_Work instructions_
Wherever the string "Vitamina" appears in a line, extract that line.

** Start **

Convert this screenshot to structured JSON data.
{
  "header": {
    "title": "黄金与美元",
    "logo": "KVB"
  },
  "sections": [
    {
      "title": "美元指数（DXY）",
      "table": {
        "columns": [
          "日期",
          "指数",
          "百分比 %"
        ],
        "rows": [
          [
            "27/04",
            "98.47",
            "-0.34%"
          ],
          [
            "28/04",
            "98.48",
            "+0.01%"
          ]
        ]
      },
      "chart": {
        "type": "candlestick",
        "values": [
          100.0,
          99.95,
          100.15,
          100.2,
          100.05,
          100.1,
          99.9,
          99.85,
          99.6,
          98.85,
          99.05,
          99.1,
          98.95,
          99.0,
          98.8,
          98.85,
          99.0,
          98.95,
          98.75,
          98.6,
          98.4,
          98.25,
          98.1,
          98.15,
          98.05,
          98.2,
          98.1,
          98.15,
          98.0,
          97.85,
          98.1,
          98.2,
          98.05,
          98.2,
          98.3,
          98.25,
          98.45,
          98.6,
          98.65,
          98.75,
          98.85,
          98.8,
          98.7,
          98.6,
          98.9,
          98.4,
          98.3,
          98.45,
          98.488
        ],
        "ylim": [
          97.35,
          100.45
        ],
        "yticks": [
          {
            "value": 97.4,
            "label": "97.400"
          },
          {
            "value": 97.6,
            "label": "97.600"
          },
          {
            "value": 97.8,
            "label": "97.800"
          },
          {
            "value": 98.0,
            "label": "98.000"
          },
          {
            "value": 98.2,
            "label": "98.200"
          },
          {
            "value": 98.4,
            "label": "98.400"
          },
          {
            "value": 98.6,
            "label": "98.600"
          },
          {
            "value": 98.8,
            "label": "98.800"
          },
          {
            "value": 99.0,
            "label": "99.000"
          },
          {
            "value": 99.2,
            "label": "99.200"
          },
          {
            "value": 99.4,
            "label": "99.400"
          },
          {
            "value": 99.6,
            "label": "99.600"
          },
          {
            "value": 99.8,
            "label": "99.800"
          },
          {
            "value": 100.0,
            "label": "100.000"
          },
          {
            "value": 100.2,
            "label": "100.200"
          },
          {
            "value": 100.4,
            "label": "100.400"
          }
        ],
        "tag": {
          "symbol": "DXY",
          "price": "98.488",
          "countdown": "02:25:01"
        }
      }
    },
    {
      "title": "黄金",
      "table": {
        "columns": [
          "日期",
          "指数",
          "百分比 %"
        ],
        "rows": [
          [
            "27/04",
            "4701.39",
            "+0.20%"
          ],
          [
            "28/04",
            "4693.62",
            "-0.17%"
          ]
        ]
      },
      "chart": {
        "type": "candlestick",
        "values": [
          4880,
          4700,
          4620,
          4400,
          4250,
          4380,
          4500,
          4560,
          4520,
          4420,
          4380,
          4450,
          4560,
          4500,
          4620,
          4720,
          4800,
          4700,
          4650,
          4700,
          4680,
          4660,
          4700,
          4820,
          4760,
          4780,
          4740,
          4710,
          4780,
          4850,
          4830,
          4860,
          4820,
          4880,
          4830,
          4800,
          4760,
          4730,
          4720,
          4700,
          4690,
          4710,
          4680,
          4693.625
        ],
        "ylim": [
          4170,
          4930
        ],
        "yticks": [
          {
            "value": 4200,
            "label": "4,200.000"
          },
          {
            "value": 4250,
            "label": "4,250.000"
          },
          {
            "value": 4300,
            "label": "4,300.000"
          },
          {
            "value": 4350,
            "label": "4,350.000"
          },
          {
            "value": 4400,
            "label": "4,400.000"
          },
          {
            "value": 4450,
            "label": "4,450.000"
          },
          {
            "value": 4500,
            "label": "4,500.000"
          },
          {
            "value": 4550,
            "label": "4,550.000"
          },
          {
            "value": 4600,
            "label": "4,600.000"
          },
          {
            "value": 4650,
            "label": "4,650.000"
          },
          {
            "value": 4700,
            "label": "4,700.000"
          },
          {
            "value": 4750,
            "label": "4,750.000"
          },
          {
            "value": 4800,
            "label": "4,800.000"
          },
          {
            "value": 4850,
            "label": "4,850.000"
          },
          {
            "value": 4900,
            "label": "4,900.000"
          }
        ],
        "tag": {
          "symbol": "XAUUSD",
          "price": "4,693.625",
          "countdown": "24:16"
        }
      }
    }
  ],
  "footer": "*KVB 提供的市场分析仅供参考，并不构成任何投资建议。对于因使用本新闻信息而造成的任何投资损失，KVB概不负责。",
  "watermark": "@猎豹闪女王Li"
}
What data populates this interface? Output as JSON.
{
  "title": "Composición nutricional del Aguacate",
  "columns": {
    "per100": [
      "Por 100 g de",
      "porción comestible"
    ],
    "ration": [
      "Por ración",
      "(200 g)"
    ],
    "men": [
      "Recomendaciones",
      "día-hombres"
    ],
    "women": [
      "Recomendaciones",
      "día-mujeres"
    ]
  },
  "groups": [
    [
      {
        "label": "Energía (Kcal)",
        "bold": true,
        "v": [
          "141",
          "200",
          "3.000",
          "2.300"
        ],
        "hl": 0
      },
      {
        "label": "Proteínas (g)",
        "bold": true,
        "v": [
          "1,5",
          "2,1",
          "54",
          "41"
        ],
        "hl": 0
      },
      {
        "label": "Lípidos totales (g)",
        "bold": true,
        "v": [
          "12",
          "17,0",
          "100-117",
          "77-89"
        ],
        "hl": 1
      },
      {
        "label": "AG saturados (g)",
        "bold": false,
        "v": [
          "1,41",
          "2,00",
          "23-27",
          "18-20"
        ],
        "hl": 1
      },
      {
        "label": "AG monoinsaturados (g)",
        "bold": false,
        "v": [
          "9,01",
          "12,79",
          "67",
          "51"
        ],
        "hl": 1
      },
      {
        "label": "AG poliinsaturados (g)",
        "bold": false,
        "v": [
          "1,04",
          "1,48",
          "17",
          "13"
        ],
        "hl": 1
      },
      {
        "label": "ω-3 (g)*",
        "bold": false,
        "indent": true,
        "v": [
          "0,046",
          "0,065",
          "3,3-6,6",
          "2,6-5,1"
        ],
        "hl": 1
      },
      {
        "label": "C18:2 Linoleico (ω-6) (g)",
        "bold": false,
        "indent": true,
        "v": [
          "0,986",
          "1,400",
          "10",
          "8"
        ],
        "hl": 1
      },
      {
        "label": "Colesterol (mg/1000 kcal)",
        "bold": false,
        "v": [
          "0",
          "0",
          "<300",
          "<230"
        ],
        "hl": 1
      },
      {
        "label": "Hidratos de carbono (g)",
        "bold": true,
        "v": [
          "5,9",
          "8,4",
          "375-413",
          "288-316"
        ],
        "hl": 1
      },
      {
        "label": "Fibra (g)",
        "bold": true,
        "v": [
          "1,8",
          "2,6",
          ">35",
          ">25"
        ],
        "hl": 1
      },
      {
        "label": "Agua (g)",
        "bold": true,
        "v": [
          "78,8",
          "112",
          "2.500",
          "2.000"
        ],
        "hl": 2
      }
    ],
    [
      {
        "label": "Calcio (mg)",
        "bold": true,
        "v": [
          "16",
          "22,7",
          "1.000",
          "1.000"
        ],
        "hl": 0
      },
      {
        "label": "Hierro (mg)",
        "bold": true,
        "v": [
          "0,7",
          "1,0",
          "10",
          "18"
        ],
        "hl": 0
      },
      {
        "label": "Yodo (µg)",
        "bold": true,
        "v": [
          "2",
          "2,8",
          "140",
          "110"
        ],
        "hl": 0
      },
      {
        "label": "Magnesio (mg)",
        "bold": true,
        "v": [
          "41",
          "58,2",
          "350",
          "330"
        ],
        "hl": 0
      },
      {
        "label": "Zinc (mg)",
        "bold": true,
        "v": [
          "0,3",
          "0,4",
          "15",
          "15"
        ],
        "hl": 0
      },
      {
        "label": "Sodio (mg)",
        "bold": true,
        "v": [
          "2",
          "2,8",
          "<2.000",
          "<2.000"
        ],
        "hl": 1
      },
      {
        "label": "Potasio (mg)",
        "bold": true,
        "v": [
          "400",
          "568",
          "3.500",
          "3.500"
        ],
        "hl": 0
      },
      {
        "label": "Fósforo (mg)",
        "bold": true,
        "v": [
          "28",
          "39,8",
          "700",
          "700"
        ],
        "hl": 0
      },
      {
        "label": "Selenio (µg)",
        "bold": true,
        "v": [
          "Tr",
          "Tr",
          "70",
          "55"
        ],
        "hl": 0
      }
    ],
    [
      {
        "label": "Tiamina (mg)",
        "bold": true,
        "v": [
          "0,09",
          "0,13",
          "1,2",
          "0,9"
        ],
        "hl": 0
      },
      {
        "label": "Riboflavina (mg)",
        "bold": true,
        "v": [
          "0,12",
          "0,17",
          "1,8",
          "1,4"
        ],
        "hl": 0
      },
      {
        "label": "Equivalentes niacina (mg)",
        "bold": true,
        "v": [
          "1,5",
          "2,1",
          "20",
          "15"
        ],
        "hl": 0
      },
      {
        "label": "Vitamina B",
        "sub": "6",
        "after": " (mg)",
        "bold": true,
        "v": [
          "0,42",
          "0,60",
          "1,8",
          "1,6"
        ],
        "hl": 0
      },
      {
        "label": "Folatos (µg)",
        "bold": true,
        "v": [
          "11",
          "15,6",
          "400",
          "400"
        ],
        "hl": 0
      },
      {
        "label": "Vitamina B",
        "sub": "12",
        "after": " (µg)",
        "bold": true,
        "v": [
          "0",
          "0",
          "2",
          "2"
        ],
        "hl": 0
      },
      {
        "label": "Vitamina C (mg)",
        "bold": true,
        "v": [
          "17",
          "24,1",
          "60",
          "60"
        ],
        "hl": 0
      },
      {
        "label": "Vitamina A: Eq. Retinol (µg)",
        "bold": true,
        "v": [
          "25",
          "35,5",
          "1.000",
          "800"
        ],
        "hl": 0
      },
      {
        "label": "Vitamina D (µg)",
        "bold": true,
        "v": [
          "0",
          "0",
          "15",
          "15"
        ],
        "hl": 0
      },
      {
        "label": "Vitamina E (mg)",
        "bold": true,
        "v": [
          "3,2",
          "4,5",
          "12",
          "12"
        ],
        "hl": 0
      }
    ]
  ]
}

** End **

_Reply_
        "label": "Vitamina B",
        "label": "Vitamina B",
        "label": "Vitamina C (mg)",
        "label": "Vitamina A: Eq. Retinol (µg)",
        "label": "Vitamina D (µg)",
        "label": "Vitamina E (mg)",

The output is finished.